— Begin DATA TO USE —

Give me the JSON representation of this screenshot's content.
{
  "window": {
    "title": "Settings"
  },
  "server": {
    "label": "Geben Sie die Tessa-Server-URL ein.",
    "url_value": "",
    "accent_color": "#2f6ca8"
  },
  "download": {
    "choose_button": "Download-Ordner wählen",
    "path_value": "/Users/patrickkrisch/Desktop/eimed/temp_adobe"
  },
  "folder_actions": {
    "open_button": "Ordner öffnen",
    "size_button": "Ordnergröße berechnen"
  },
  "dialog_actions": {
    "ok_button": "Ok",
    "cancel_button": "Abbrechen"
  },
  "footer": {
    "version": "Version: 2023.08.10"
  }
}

— End DATA TO USE —

§ TASK DIRECTIONS: Give every line of the material again, exactly as it reads.

§ EXPECTED OUTPUT:
Give me the JSON representation of this screenshot's content.
{
  "window": {
    "title": "Settings"
  },
  "server": {
    "label": "Geben Sie die Tessa-Server-URL ein.",
    "url_value": "",
    "accent_color": "#2f6ca8"
  },
  "download": {
    "choose_button": "Download-Ordner wählen",
    "path_value": "/Users/patrickkrisch/Desktop/eimed/temp_adobe"
  },
  "folder_actions": {
    "open_button": "Ordner öffnen",
    "size_button": "Ordnergröße berechnen"
  },
  "dialog_actions": {
    "ok_button": "Ok",
    "cancel_button": "Abbrechen"
  },
  "footer": {
    "version": "Version: 2023.08.10"
  }
}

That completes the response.